§ PROBLEM DESCRIPTION: From the listing below, extract each entry exactly as written, minus the images.
===== TASK INPUT
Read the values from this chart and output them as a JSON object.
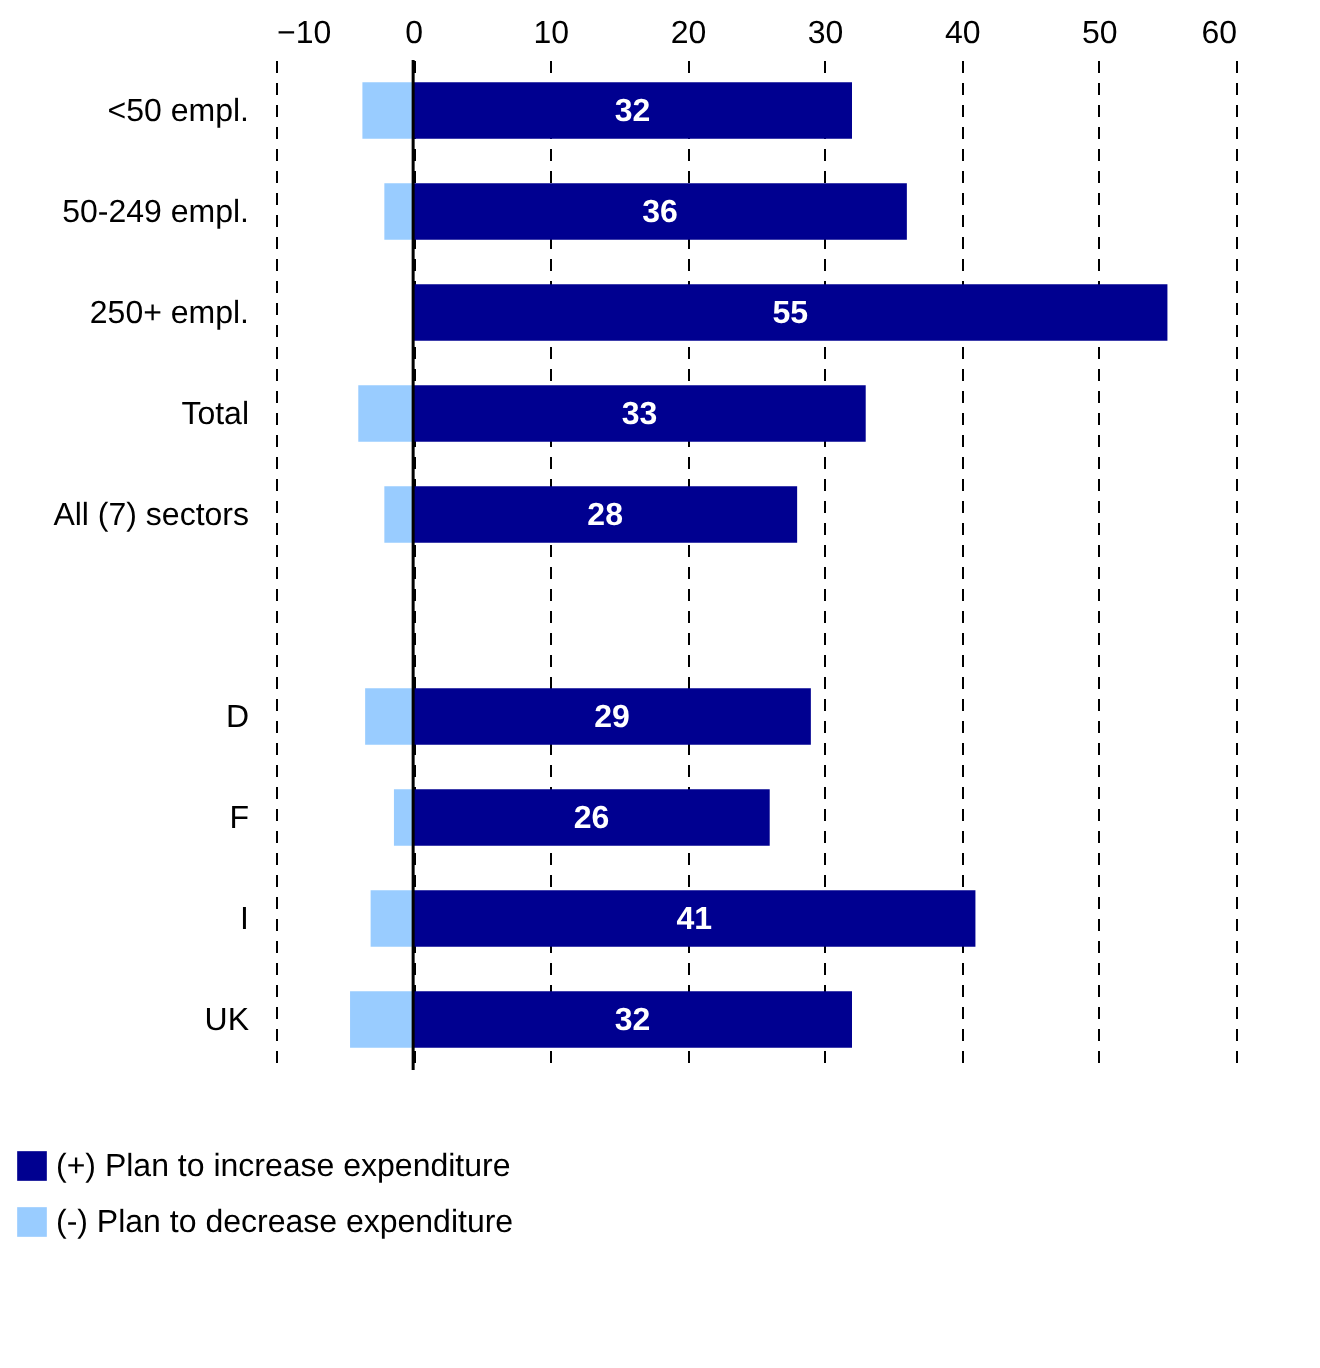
{
  "chart_data": {
    "type": "bar",
    "orientation": "horizontal",
    "categories": [
      "<50 empl.",
      "50-249 empl.",
      "250+ empl.",
      "Total",
      "All (7) sectors",
      null,
      "D",
      "F",
      "I",
      "UK"
    ],
    "series": [
      {
        "name": "(+) Plan to increase expenditure",
        "color": "#000090",
        "values": [
          32,
          36,
          55,
          33,
          28,
          null,
          29,
          26,
          41,
          32
        ],
        "value_labels": [
          "32",
          "36",
          "55",
          "33",
          "28",
          null,
          "29",
          "26",
          "41",
          "32"
        ]
      },
      {
        "name": "(-) Plan to decrease expenditure",
        "color": "#99ccff",
        "values": [
          -3.7,
          -2.1,
          null,
          -4.0,
          -2.1,
          null,
          -3.5,
          -1.4,
          -3.1,
          -4.6
        ]
      }
    ],
    "xlim": [
      -10,
      60
    ],
    "xticks": [
      -10,
      0,
      10,
      20,
      30,
      40,
      50,
      60
    ],
    "ref_lines": [
      {
        "axis": "x",
        "value": 0,
        "color": "#000000"
      }
    ],
    "grid": "x",
    "legend": "bottom left",
    "stacked": true
  }
}
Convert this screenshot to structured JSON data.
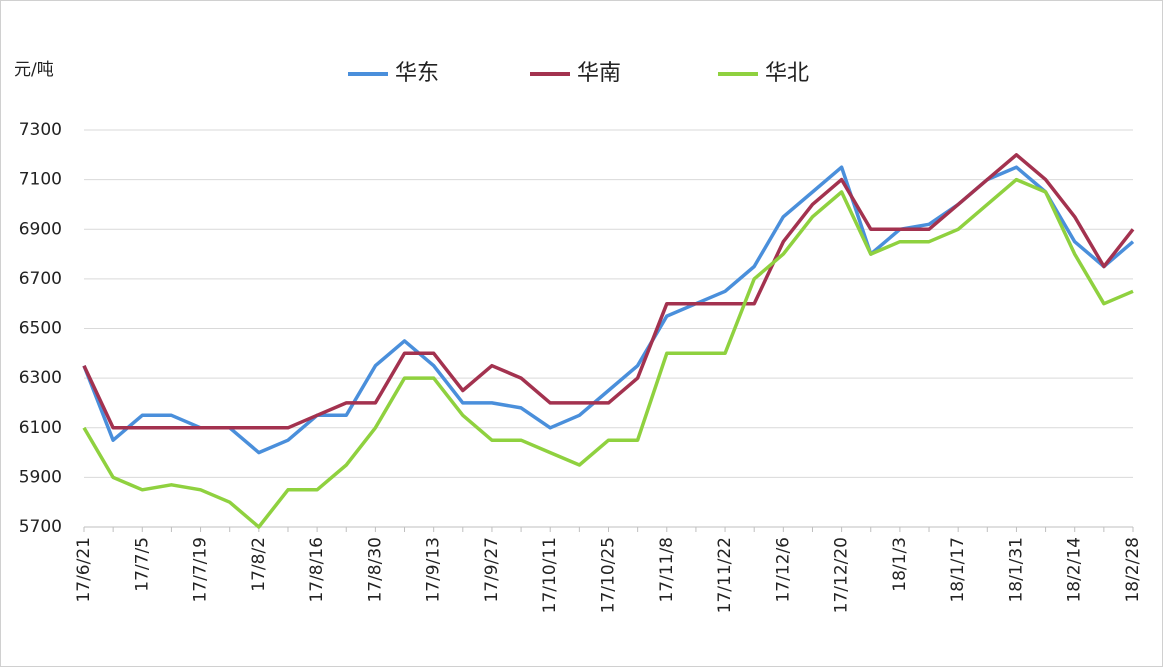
{
  "chart_data": {
    "type": "line",
    "y_unit_label": "元/吨",
    "categories": [
      "17/6/21",
      null,
      "17/7/5",
      null,
      "17/7/19",
      null,
      "17/8/2",
      null,
      "17/8/16",
      null,
      "17/8/30",
      null,
      "17/9/13",
      null,
      "17/9/27",
      null,
      "17/10/11",
      null,
      "17/10/25",
      null,
      "17/11/8",
      null,
      "17/11/22",
      null,
      "17/12/6",
      null,
      "17/12/20",
      null,
      "18/1/3",
      null,
      "18/1/17",
      null,
      "18/1/31",
      null,
      "18/2/14",
      null,
      "18/2/28"
    ],
    "series": [
      {
        "name": "华东",
        "color": "#4a8fdb",
        "values": [
          6350,
          6050,
          6150,
          6150,
          6100,
          6100,
          6000,
          6050,
          6150,
          6150,
          6350,
          6450,
          6350,
          6200,
          6200,
          6180,
          6100,
          6150,
          6250,
          6350,
          6550,
          6600,
          6650,
          6750,
          6950,
          7050,
          7150,
          6800,
          6900,
          6920,
          7000,
          7100,
          7150,
          7050,
          6850,
          6750,
          6850
        ]
      },
      {
        "name": "华南",
        "color": "#a3324f",
        "values": [
          6350,
          6100,
          6100,
          6100,
          6100,
          6100,
          6100,
          6100,
          6150,
          6200,
          6200,
          6400,
          6400,
          6250,
          6350,
          6300,
          6200,
          6200,
          6200,
          6300,
          6600,
          6600,
          6600,
          6600,
          6850,
          7000,
          7100,
          6900,
          6900,
          6900,
          7000,
          7100,
          7200,
          7100,
          6950,
          6750,
          6900
        ]
      },
      {
        "name": "华北",
        "color": "#8fd13f",
        "values": [
          6100,
          5900,
          5850,
          5870,
          5850,
          5800,
          5700,
          5850,
          5850,
          5950,
          6100,
          6300,
          6300,
          6150,
          6050,
          6050,
          6000,
          5950,
          6050,
          6050,
          6400,
          6400,
          6400,
          6700,
          6800,
          6950,
          7050,
          6800,
          6850,
          6850,
          6900,
          7000,
          7100,
          7050,
          6800,
          6600,
          6650
        ]
      }
    ],
    "ylim": [
      5700,
      7300
    ],
    "yticks": [
      5700,
      5900,
      6100,
      6300,
      6500,
      6700,
      6900,
      7100,
      7300
    ],
    "grid": true
  }
}
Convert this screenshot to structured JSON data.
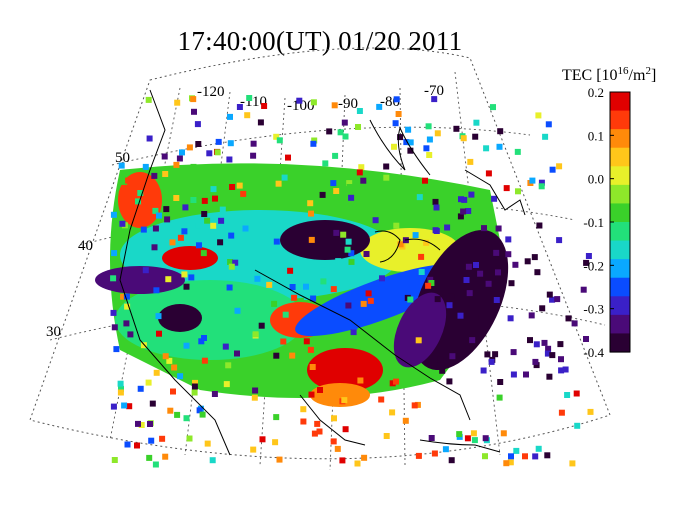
{
  "title": "17:40:00(UT)  01/20 2011",
  "map": {
    "longitude_labels": [
      "-120",
      "-110",
      "-100",
      "-90",
      "-80",
      "-70"
    ],
    "latitude_labels": [
      "50",
      "40",
      "30"
    ],
    "grid": "dotted graticule"
  },
  "colorbar": {
    "label_prefix": "TEC [10",
    "label_exp": "16",
    "label_suffix": "/m",
    "label_sup2": "2",
    "label_close": "]",
    "tick_labels": [
      "0.2",
      "0.1",
      "0.0",
      "-0.1",
      "-0.2",
      "-0.3",
      "-0.4"
    ],
    "range": [
      -0.4,
      0.2
    ],
    "colors": [
      "#2a0033",
      "#4a0a78",
      "#3a20c8",
      "#0a4cff",
      "#0aa8ff",
      "#19d8c8",
      "#22e07a",
      "#3ad12a",
      "#8ee82a",
      "#e8f02a",
      "#ffc61a",
      "#ff8a0a",
      "#ff3a0a",
      "#e00000"
    ]
  }
}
==========
§ REPLY:
Read the values from this chart and output them as a JSON object.
{
  "chart_data": {
    "type": "bar",
    "orientation": "horizontal",
    "categories": [
      "<50 empl.",
      "50-249 empl.",
      "250+ empl.",
      "Total",
      "All (7) sectors",
      null,
      "D",
      "F",
      "I",
      "UK"
    ],
    "series": [
      {
        "name": "(+) Plan to increase expenditure",
        "color": "#000090",
        "values": [
          32,
          36,
          55,
          33,
          28,
          null,
          29,
          26,
          41,
          32
        ],
        "value_labels": [
          "32",
          "36",
          "55",
          "33",
          "28",
          null,
          "29",
          "26",
          "41",
          "32"
        ]
      },
      {
        "name": "(-) Plan to decrease expenditure",
        "color": "#99ccff",
        "values": [
          -3.7,
          -2.1,
          null,
          -4.0,
          -2.1,
          null,
          -3.5,
          -1.4,
          -3.1,
          -4.6
        ]
      }
    ],
    "xlim": [
      -10,
      60
    ],
    "xticks": [
      -10,
      0,
      10,
      20,
      30,
      40,
      50,
      60
    ],
    "ref_lines": [
      {
        "axis": "x",
        "value": 0,
        "color": "#000000"
      }
    ],
    "grid": "x",
    "legend": "bottom left",
    "stacked": true
  }
}
Convert this screenshot to structured JSON data.
{
  "chart_data": {
    "type": "line",
    "y_unit_label": "元/吨",
    "categories": [
      "17/6/21",
      null,
      "17/7/5",
      null,
      "17/7/19",
      null,
      "17/8/2",
      null,
      "17/8/16",
      null,
      "17/8/30",
      null,
      "17/9/13",
      null,
      "17/9/27",
      null,
      "17/10/11",
      null,
      "17/10/25",
      null,
      "17/11/8",
      null,
      "17/11/22",
      null,
      "17/12/6",
      null,
      "17/12/20",
      null,
      "18/1/3",
      null,
      "18/1/17",
      null,
      "18/1/31",
      null,
      "18/2/14",
      null,
      "18/2/28"
    ],
    "series": [
      {
        "name": "华东",
        "color": "#4a8fdb",
        "values": [
          6350,
          6050,
          6150,
          6150,
          6100,
          6100,
          6000,
          6050,
          6150,
          6150,
          6350,
          6450,
          6350,
          6200,
          6200,
          6180,
          6100,
          6150,
          6250,
          6350,
          6550,
          6600,
          6650,
          6750,
          6950,
          7050,
          7150,
          6800,
          6900,
          6920,
          7000,
          7100,
          7150,
          7050,
          6850,
          6750,
          6850
        ]
      },
      {
        "name": "华南",
        "color": "#a3324f",
        "values": [
          6350,
          6100,
          6100,
          6100,
          6100,
          6100,
          6100,
          6100,
          6150,
          6200,
          6200,
          6400,
          6400,
          6250,
          6350,
          6300,
          6200,
          6200,
          6200,
          6300,
          6600,
          6600,
          6600,
          6600,
          6850,
          7000,
          7100,
          6900,
          6900,
          6900,
          7000,
          7100,
          7200,
          7100,
          6950,
          6750,
          6900
        ]
      },
      {
        "name": "华北",
        "color": "#8fd13f",
        "values": [
          6100,
          5900,
          5850,
          5870,
          5850,
          5800,
          5700,
          5850,
          5850,
          5950,
          6100,
          6300,
          6300,
          6150,
          6050,
          6050,
          6000,
          5950,
          6050,
          6050,
          6400,
          6400,
          6400,
          6700,
          6800,
          6950,
          7050,
          6800,
          6850,
          6850,
          6900,
          7000,
          7100,
          7050,
          6800,
          6600,
          6650
        ]
      }
    ],
    "ylim": [
      5700,
      7300
    ],
    "yticks": [
      5700,
      5900,
      6100,
      6300,
      6500,
      6700,
      6900,
      7100,
      7300
    ],
    "grid": true
  }
}
Convert this screenshot to structured JSON data.
{
  "title": "17:40:00(UT)  01/20 2011",
  "map": {
    "longitude_labels": [
      "-120",
      "-110",
      "-100",
      "-90",
      "-80",
      "-70"
    ],
    "latitude_labels": [
      "50",
      "40",
      "30"
    ],
    "grid": "dotted graticule"
  },
  "colorbar": {
    "label_prefix": "TEC [10",
    "label_exp": "16",
    "label_suffix": "/m",
    "label_sup2": "2",
    "label_close": "]",
    "tick_labels": [
      "0.2",
      "0.1",
      "0.0",
      "-0.1",
      "-0.2",
      "-0.3",
      "-0.4"
    ],
    "range": [
      -0.4,
      0.2
    ],
    "colors": [
      "#2a0033",
      "#4a0a78",
      "#3a20c8",
      "#0a4cff",
      "#0aa8ff",
      "#19d8c8",
      "#22e07a",
      "#3ad12a",
      "#8ee82a",
      "#e8f02a",
      "#ffc61a",
      "#ff8a0a",
      "#ff3a0a",
      "#e00000"
    ]
  }
}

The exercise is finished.